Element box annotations
'''

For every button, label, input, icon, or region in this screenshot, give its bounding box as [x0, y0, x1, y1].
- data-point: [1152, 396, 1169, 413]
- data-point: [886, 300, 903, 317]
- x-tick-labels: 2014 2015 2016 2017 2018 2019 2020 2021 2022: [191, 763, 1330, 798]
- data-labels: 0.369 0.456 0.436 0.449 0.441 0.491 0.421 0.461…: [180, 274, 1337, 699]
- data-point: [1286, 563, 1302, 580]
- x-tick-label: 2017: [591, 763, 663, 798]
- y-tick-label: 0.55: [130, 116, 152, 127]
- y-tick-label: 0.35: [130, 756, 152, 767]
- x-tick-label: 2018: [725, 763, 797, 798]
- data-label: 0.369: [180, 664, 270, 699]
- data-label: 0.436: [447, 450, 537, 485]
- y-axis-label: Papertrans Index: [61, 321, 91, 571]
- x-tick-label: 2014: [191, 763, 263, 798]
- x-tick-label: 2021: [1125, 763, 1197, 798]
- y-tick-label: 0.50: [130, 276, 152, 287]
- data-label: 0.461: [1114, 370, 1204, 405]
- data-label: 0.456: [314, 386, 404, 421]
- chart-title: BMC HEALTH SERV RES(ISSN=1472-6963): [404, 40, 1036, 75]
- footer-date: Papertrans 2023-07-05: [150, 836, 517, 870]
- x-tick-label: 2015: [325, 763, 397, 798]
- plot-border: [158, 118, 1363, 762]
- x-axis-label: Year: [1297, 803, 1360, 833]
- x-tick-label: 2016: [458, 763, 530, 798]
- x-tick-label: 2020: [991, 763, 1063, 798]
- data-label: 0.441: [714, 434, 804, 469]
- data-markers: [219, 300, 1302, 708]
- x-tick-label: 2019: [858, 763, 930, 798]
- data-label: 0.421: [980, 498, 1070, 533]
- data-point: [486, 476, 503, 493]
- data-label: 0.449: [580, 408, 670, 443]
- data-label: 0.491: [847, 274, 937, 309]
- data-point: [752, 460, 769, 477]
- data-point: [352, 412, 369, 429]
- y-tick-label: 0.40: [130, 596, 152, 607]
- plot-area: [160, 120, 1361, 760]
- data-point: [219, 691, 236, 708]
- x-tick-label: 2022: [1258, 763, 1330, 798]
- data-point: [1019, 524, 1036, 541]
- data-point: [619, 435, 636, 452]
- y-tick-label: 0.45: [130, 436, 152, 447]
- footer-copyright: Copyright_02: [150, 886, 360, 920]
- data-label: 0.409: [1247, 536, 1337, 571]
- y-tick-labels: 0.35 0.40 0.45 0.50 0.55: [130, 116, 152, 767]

'''

* [Work required] How many lines in the records contain the string "labels"? Case counts. Reply with the number only.

* [Answer for this exercise] 3